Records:
┌──
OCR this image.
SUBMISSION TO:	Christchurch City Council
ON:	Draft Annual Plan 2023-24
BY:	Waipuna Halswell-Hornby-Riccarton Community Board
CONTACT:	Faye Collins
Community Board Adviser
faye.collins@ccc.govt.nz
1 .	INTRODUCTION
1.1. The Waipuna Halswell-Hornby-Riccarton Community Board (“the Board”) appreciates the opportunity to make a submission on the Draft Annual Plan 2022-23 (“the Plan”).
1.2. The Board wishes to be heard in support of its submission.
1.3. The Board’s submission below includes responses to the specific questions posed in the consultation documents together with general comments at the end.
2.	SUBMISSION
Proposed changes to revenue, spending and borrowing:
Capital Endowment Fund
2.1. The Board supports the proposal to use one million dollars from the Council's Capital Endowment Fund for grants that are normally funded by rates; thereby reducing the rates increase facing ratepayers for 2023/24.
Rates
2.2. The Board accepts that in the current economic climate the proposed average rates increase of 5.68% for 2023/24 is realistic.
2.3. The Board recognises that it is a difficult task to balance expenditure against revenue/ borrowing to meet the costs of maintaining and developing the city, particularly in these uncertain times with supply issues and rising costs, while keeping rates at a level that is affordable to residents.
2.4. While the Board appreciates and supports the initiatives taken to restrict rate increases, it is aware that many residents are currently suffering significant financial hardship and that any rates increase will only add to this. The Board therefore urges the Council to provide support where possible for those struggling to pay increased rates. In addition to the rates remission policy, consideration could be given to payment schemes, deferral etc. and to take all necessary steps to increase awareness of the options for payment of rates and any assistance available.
└──
The request:
Scan the material above. Return every line containing the string "Riccarton".

The answer:
BY:	Waipuna Halswell-Hornby-Riccarton Community Board
1.1. The Waipuna Halswell-Hornby-Riccarton Community Board (“the Board”) appreciates the opportunity to make a submission on the Draft Annual Plan 2022-23 (“the Plan”).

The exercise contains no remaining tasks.